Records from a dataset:
===============

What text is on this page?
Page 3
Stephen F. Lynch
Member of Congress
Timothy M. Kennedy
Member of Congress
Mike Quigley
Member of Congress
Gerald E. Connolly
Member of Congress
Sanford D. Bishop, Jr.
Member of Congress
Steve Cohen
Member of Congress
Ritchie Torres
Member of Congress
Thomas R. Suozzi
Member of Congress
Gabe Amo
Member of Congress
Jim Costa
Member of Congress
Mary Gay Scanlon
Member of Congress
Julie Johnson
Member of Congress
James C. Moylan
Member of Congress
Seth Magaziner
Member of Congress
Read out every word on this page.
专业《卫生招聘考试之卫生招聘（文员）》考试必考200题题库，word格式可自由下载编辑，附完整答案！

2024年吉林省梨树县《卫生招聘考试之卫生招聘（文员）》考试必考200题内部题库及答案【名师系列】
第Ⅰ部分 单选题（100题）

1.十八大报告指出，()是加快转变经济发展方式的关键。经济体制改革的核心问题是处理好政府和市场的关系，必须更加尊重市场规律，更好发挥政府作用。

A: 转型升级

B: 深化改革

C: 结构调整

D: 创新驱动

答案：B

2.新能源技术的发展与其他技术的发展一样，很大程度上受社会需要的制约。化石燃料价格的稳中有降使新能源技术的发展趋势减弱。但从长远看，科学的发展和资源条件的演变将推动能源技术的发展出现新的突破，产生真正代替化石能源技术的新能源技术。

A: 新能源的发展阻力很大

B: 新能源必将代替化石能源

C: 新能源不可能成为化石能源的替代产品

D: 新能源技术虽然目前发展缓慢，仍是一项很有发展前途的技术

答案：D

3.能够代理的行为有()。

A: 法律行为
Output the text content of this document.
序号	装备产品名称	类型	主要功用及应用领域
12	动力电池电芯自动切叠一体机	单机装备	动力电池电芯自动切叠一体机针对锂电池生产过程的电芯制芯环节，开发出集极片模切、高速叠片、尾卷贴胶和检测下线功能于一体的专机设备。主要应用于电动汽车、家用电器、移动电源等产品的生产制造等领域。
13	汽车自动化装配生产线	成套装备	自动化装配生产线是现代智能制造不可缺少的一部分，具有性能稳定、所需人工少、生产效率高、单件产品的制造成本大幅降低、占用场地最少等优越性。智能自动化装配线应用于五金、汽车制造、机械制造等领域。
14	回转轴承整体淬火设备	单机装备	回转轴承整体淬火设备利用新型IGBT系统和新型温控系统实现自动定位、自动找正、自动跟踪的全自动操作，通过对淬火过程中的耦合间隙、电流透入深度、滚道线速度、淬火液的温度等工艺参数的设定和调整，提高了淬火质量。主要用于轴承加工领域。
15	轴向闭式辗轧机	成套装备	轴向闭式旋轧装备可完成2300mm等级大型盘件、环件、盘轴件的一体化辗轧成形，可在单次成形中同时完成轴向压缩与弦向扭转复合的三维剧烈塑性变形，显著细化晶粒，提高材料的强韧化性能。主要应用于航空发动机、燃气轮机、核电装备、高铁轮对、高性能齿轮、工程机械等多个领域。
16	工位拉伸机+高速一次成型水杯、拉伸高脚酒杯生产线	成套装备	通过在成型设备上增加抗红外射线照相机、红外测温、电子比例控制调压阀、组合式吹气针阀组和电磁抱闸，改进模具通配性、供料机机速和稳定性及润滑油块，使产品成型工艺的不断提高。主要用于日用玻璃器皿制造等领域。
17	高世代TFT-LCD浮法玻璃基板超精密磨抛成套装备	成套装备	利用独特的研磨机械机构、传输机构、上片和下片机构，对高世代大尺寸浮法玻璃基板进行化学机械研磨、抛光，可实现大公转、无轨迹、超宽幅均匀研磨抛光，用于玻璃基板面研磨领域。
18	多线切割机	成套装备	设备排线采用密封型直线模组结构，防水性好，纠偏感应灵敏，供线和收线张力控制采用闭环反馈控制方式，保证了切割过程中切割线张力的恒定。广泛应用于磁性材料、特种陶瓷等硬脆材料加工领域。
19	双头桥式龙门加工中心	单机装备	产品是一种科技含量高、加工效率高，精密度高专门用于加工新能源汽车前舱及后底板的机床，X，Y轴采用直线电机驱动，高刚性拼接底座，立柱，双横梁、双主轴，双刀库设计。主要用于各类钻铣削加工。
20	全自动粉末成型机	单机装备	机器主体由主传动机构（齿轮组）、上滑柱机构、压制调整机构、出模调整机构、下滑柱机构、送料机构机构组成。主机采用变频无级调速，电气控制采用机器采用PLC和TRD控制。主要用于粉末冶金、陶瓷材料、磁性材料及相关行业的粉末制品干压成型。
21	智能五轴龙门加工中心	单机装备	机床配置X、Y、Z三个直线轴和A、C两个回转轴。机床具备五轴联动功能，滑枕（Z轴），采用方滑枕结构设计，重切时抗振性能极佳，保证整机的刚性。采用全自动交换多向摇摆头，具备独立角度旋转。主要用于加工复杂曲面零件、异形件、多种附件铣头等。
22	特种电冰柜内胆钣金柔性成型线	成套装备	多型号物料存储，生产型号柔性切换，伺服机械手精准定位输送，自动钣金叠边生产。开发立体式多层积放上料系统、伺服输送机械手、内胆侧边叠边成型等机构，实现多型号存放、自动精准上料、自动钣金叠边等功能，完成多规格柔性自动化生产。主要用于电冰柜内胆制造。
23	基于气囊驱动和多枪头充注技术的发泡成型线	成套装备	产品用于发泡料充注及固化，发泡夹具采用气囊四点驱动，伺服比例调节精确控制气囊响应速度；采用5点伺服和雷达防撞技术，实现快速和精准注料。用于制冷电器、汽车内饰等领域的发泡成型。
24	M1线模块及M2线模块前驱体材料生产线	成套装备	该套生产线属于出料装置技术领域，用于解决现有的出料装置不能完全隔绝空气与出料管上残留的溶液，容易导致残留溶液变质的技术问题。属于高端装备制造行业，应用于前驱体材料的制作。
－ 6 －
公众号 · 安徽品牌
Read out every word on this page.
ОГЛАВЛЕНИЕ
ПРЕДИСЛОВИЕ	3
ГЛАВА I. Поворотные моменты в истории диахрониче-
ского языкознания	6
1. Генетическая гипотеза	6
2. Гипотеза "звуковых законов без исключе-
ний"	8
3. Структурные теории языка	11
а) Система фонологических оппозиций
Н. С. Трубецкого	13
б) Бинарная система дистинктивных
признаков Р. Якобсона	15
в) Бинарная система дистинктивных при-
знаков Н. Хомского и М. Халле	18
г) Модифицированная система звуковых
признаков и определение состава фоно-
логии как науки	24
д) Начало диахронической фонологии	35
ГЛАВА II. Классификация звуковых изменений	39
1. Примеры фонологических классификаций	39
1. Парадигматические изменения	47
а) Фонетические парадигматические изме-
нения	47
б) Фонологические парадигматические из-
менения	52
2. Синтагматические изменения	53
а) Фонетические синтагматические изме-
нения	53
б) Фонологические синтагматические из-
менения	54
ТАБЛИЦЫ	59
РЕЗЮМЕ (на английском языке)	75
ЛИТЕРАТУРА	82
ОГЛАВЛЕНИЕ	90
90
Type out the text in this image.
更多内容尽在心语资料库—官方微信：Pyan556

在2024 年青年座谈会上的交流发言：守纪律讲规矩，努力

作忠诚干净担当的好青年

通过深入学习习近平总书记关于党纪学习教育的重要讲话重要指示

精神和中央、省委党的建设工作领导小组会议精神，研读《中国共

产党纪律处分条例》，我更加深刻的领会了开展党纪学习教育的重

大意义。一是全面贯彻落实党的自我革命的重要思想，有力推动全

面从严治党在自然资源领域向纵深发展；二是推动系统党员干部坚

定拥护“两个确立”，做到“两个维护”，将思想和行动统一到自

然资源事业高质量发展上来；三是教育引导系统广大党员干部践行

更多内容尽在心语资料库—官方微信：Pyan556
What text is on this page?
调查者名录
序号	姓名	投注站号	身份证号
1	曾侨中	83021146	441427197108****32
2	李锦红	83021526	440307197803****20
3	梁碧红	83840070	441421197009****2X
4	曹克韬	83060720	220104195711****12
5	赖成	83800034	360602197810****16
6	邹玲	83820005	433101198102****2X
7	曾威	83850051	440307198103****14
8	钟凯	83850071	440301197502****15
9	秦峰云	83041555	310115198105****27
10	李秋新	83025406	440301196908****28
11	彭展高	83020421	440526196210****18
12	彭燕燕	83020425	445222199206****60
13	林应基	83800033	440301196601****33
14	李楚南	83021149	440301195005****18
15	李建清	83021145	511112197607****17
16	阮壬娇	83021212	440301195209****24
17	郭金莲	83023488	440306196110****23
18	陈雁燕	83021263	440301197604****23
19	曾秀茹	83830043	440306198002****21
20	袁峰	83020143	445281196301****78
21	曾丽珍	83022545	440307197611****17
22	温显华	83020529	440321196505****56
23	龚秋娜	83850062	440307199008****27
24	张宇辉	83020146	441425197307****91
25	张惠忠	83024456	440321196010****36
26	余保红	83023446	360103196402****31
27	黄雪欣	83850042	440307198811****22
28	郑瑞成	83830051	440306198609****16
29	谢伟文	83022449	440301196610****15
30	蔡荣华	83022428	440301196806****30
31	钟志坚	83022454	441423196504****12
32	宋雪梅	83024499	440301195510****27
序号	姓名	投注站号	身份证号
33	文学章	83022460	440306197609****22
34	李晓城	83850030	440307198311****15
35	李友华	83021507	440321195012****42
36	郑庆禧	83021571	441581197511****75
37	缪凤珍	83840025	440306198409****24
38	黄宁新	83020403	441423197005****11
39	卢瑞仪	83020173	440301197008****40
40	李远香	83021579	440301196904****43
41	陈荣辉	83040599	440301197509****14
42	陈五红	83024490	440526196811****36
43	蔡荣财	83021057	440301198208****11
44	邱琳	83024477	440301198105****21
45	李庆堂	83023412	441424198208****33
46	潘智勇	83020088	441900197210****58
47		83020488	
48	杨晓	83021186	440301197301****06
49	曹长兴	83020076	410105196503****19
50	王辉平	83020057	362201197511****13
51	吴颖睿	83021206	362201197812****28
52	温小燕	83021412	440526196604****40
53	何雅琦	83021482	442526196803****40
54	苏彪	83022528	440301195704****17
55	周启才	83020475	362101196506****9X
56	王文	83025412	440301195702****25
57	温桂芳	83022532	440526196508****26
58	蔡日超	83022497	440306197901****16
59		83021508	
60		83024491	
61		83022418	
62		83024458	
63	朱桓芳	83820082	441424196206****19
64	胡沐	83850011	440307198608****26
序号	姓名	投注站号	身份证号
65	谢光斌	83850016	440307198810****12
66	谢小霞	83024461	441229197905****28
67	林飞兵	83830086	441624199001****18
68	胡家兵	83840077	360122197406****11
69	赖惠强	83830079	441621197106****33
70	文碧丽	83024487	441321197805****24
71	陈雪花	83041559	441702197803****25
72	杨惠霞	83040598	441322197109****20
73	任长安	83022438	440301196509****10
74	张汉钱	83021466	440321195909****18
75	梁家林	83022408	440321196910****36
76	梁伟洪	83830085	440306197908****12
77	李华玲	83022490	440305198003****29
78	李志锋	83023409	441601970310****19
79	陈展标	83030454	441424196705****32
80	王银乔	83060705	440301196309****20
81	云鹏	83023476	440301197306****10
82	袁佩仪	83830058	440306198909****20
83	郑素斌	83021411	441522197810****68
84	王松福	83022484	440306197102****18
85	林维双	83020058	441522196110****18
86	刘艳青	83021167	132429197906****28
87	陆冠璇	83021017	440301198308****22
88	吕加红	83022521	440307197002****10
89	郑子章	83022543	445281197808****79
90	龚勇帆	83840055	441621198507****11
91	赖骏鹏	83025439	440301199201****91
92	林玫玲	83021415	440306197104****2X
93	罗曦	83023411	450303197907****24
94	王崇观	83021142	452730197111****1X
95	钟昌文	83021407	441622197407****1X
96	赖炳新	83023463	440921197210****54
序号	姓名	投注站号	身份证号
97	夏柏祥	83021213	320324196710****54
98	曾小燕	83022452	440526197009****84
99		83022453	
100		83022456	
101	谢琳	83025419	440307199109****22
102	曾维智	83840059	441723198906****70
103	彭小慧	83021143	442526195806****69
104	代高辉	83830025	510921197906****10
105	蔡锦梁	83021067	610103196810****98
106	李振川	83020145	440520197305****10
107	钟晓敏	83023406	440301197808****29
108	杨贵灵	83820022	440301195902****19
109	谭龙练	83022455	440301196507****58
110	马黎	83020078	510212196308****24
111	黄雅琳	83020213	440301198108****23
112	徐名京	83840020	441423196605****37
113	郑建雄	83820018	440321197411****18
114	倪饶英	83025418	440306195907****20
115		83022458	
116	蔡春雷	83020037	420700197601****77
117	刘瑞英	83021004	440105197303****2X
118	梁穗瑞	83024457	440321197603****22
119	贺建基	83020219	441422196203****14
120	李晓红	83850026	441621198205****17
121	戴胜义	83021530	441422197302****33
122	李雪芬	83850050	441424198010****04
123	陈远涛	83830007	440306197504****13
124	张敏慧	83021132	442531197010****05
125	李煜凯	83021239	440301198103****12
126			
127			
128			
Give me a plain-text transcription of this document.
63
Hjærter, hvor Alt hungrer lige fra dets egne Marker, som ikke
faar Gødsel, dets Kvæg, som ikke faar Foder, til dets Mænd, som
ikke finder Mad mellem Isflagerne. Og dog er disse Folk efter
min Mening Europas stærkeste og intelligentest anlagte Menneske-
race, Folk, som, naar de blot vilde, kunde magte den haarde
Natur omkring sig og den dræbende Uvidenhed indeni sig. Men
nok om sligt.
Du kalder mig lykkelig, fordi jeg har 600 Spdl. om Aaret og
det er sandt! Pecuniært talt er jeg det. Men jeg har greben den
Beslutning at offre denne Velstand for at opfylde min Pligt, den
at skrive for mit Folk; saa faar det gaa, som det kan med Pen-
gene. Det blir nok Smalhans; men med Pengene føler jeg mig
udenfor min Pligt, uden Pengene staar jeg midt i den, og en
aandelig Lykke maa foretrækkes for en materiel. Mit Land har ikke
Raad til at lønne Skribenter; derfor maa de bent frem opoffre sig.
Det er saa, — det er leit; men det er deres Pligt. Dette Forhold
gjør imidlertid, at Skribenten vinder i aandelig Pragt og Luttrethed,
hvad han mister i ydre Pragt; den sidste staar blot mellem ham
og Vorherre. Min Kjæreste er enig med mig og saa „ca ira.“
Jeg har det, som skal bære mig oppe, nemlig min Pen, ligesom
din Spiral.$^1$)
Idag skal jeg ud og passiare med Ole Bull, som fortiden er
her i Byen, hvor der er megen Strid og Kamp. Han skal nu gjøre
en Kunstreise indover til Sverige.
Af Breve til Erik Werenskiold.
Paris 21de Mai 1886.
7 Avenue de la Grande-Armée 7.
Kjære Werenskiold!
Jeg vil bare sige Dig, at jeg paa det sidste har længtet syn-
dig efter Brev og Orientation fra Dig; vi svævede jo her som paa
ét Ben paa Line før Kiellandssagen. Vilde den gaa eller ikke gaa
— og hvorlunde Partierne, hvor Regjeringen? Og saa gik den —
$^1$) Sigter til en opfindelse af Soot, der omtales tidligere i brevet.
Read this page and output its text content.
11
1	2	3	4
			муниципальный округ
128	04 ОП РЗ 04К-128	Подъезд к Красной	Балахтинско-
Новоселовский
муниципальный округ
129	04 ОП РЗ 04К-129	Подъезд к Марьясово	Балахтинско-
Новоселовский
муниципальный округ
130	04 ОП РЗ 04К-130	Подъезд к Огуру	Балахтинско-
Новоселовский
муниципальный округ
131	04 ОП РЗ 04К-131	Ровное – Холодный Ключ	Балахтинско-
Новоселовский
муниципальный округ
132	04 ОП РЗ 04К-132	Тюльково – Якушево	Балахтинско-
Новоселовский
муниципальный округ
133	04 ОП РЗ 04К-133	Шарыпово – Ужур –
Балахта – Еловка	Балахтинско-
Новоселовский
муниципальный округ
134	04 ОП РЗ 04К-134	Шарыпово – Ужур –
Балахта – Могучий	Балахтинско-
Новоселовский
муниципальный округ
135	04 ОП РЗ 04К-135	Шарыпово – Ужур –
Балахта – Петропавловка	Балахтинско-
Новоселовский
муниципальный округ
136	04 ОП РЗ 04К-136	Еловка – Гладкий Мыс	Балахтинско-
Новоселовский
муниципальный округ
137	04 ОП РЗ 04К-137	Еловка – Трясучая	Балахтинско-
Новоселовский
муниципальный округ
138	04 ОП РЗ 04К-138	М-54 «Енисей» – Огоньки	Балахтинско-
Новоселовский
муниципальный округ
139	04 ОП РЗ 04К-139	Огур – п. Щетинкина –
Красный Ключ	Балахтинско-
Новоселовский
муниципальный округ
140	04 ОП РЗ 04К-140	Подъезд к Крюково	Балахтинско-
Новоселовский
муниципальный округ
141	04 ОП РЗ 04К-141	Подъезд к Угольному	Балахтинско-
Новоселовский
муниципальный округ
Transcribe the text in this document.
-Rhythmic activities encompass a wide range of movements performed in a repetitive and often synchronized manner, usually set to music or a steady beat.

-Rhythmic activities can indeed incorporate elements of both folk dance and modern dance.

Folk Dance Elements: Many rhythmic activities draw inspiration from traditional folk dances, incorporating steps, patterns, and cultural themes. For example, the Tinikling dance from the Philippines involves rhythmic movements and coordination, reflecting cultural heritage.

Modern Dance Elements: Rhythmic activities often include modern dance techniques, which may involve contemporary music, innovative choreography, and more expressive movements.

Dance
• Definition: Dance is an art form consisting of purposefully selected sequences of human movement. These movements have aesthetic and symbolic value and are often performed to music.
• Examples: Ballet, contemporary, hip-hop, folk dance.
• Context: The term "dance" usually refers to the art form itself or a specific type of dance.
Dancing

===============

Whenever "staar" turns up in a line, pick that line out.

▸ **Reply**:
udenfor min Pligt, uden Pengene staar jeg midt i den, og en
hvad han mister i ydre Pragt; den sidste staar blot mellem ham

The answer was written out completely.